• [Exercise brief]:
Are you able to retype all the records below exactly?

• [Available data]:
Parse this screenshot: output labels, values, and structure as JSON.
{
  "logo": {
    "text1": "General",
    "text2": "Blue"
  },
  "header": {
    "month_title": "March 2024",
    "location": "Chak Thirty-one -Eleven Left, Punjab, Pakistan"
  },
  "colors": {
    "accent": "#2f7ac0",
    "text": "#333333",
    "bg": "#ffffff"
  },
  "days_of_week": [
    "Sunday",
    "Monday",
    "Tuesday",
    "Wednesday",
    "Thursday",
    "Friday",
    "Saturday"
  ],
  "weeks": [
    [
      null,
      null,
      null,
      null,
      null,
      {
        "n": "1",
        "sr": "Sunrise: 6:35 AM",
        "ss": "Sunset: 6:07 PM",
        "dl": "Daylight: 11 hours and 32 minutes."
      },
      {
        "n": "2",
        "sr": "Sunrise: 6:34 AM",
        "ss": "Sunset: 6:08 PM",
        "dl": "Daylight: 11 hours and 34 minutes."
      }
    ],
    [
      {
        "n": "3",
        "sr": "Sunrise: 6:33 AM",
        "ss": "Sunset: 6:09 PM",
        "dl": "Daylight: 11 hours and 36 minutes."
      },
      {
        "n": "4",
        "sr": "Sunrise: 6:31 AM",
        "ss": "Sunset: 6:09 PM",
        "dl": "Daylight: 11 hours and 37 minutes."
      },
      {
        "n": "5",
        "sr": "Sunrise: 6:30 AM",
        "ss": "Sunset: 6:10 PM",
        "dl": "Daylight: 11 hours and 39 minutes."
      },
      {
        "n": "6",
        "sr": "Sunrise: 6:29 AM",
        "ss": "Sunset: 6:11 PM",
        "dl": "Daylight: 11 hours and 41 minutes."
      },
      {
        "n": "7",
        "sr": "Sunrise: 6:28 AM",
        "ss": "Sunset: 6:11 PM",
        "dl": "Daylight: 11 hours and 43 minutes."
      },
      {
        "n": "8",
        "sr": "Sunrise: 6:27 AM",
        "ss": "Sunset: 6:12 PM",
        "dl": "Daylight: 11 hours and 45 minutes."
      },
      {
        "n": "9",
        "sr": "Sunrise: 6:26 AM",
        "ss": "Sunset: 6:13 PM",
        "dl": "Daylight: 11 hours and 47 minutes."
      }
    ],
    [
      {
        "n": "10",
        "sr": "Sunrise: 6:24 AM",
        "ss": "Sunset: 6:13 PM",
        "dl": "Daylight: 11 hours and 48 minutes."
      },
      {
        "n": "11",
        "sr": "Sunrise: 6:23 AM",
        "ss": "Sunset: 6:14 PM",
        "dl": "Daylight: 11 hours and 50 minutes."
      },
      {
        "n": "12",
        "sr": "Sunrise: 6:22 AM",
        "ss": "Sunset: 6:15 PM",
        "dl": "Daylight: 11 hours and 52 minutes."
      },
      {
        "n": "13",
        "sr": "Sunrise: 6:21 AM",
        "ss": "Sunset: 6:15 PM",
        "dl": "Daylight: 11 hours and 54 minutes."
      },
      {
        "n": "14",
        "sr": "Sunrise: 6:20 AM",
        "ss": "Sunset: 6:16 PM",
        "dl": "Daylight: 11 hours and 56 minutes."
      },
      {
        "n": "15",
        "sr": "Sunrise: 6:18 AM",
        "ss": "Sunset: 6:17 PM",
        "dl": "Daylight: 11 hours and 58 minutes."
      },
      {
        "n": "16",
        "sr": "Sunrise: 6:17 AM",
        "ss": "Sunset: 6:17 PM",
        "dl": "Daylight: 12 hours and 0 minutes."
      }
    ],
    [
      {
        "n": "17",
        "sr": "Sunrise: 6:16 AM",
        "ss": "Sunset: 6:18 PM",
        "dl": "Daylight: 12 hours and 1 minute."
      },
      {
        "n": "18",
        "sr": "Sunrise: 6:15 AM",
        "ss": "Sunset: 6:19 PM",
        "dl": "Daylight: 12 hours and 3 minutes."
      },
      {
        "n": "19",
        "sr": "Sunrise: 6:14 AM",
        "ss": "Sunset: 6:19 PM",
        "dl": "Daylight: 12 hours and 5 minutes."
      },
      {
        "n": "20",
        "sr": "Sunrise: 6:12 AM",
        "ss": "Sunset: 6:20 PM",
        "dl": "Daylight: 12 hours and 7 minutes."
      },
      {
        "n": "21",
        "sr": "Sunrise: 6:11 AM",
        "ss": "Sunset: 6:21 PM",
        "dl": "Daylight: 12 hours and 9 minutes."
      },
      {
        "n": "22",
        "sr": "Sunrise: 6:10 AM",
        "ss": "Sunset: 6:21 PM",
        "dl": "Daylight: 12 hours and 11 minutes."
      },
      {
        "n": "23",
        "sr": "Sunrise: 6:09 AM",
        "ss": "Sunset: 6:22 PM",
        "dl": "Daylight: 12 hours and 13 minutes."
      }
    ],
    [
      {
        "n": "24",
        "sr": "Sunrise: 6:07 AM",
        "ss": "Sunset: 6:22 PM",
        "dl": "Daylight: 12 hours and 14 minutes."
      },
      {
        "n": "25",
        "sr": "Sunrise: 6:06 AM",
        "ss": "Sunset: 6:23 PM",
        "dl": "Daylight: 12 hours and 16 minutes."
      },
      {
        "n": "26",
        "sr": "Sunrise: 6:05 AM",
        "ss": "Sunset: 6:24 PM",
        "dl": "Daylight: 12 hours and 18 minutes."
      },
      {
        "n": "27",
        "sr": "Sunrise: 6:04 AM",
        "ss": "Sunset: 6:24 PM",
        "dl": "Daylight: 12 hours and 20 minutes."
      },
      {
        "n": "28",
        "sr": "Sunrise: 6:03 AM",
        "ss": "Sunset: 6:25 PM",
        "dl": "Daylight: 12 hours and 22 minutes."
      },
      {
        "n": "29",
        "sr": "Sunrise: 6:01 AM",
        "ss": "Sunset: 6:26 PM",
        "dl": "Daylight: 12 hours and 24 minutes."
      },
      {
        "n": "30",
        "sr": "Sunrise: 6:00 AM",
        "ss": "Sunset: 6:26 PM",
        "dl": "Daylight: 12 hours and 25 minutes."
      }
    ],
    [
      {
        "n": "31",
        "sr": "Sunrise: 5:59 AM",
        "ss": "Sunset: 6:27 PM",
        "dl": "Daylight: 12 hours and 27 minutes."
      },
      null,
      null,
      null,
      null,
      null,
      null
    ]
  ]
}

• [Result for this exercise]:
Parse this screenshot: output labels, values, and structure as JSON.
{
  "logo": {
    "text1": "General",
    "text2": "Blue"
  },
  "header": {
    "month_title": "March 2024",
    "location": "Chak Thirty-one -Eleven Left, Punjab, Pakistan"
  },
  "colors": {
    "accent": "#2f7ac0",
    "text": "#333333",
    "bg": "#ffffff"
  },
  "days_of_week": [
    "Sunday",
    "Monday",
    "Tuesday",
    "Wednesday",
    "Thursday",
    "Friday",
    "Saturday"
  ],
  "weeks": [
    [
      null,
      null,
      null,
      null,
      null,
      {
        "n": "1",
        "sr": "Sunrise: 6:35 AM",
        "ss": "Sunset: 6:07 PM",
        "dl": "Daylight: 11 hours and 32 minutes."
      },
      {
        "n": "2",
        "sr": "Sunrise: 6:34 AM",
        "ss": "Sunset: 6:08 PM",
        "dl": "Daylight: 11 hours and 34 minutes."
      }
    ],
    [
      {
        "n": "3",
        "sr": "Sunrise: 6:33 AM",
        "ss": "Sunset: 6:09 PM",
        "dl": "Daylight: 11 hours and 36 minutes."
      },
      {
        "n": "4",
        "sr": "Sunrise: 6:31 AM",
        "ss": "Sunset: 6:09 PM",
        "dl": "Daylight: 11 hours and 37 minutes."
      },
      {
        "n": "5",
        "sr": "Sunrise: 6:30 AM",
        "ss": "Sunset: 6:10 PM",
        "dl": "Daylight: 11 hours and 39 minutes."
      },
      {
        "n": "6",
        "sr": "Sunrise: 6:29 AM",
        "ss": "Sunset: 6:11 PM",
        "dl": "Daylight: 11 hours and 41 minutes."
      },
      {
        "n": "7",
        "sr": "Sunrise: 6:28 AM",
        "ss": "Sunset: 6:11 PM",
        "dl": "Daylight: 11 hours and 43 minutes."
      },
      {
        "n": "8",
        "sr": "Sunrise: 6:27 AM",
        "ss": "Sunset: 6:12 PM",
        "dl": "Daylight: 11 hours and 45 minutes."
      },
      {
        "n": "9",
        "sr": "Sunrise: 6:26 AM",
        "ss": "Sunset: 6:13 PM",
        "dl": "Daylight: 11 hours and 47 minutes."
      }
    ],
    [
      {
        "n": "10",
        "sr": "Sunrise: 6:24 AM",
        "ss": "Sunset: 6:13 PM",
        "dl": "Daylight: 11 hours and 48 minutes."
      },
      {
        "n": "11",
        "sr": "Sunrise: 6:23 AM",
        "ss": "Sunset: 6:14 PM",
        "dl": "Daylight: 11 hours and 50 minutes."
      },
      {
        "n": "12",
        "sr": "Sunrise: 6:22 AM",
        "ss": "Sunset: 6:15 PM",
        "dl": "Daylight: 11 hours and 52 minutes."
      },
      {
        "n": "13",
        "sr": "Sunrise: 6:21 AM",
        "ss": "Sunset: 6:15 PM",
        "dl": "Daylight: 11 hours and 54 minutes."
      },
      {
        "n": "14",
        "sr": "Sunrise: 6:20 AM",
        "ss": "Sunset: 6:16 PM",
        "dl": "Daylight: 11 hours and 56 minutes."
      },
      {
        "n": "15",
        "sr": "Sunrise: 6:18 AM",
        "ss": "Sunset: 6:17 PM",
        "dl": "Daylight: 11 hours and 58 minutes."
      },
      {
        "n": "16",
        "sr": "Sunrise: 6:17 AM",
        "ss": "Sunset: 6:17 PM",
        "dl": "Daylight: 12 hours and 0 minutes."
      }
    ],
    [
      {
        "n": "17",
        "sr": "Sunrise: 6:16 AM",
        "ss": "Sunset: 6:18 PM",
        "dl": "Daylight: 12 hours and 1 minute."
      },
      {
        "n": "18",
        "sr": "Sunrise: 6:15 AM",
        "ss": "Sunset: 6:19 PM",
        "dl": "Daylight: 12 hours and 3 minutes."
      },
      {
        "n": "19",
        "sr": "Sunrise: 6:14 AM",
        "ss": "Sunset: 6:19 PM",
        "dl": "Daylight: 12 hours and 5 minutes."
      },
      {
        "n": "20",
        "sr": "Sunrise: 6:12 AM",
        "ss": "Sunset: 6:20 PM",
        "dl": "Daylight: 12 hours and 7 minutes."
      },
      {
        "n": "21",
        "sr": "Sunrise: 6:11 AM",
        "ss": "Sunset: 6:21 PM",
        "dl": "Daylight: 12 hours and 9 minutes."
      },
      {
        "n": "22",
        "sr": "Sunrise: 6:10 AM",
        "ss": "Sunset: 6:21 PM",
        "dl": "Daylight: 12 hours and 11 minutes."
      },
      {
        "n": "23",
        "sr": "Sunrise: 6:09 AM",
        "ss": "Sunset: 6:22 PM",
        "dl": "Daylight: 12 hours and 13 minutes."
      }
    ],
    [
      {
        "n": "24",
        "sr": "Sunrise: 6:07 AM",
        "ss": "Sunset: 6:22 PM",
        "dl": "Daylight: 12 hours and 14 minutes."
      },
      {
        "n": "25",
        "sr": "Sunrise: 6:06 AM",
        "ss": "Sunset: 6:23 PM",
        "dl": "Daylight: 12 hours and 16 minutes."
      },
      {
        "n": "26",
        "sr": "Sunrise: 6:05 AM",
        "ss": "Sunset: 6:24 PM",
        "dl": "Daylight: 12 hours and 18 minutes."
      },
      {
        "n": "27",
        "sr": "Sunrise: 6:04 AM",
        "ss": "Sunset: 6:24 PM",
        "dl": "Daylight: 12 hours and 20 minutes."
      },
      {
        "n": "28",
        "sr": "Sunrise: 6:03 AM",
        "ss": "Sunset: 6:25 PM",
        "dl": "Daylight: 12 hours and 22 minutes."
      },
      {
        "n": "29",
        "sr": "Sunrise: 6:01 AM",
        "ss": "Sunset: 6:26 PM",
        "dl": "Daylight: 12 hours and 24 minutes."
      },
      {
        "n": "30",
        "sr": "Sunrise: 6:00 AM",
        "ss": "Sunset: 6:26 PM",
        "dl": "Daylight: 12 hours and 25 minutes."
      }
    ],
    [
      {
        "n": "31",
        "sr": "Sunrise: 5:59 AM",
        "ss": "Sunset: 6:27 PM",
        "dl": "Daylight: 12 hours and 27 minutes."
      },
      null,
      null,
      null,
      null,
      null,
      null
    ]
  ]
}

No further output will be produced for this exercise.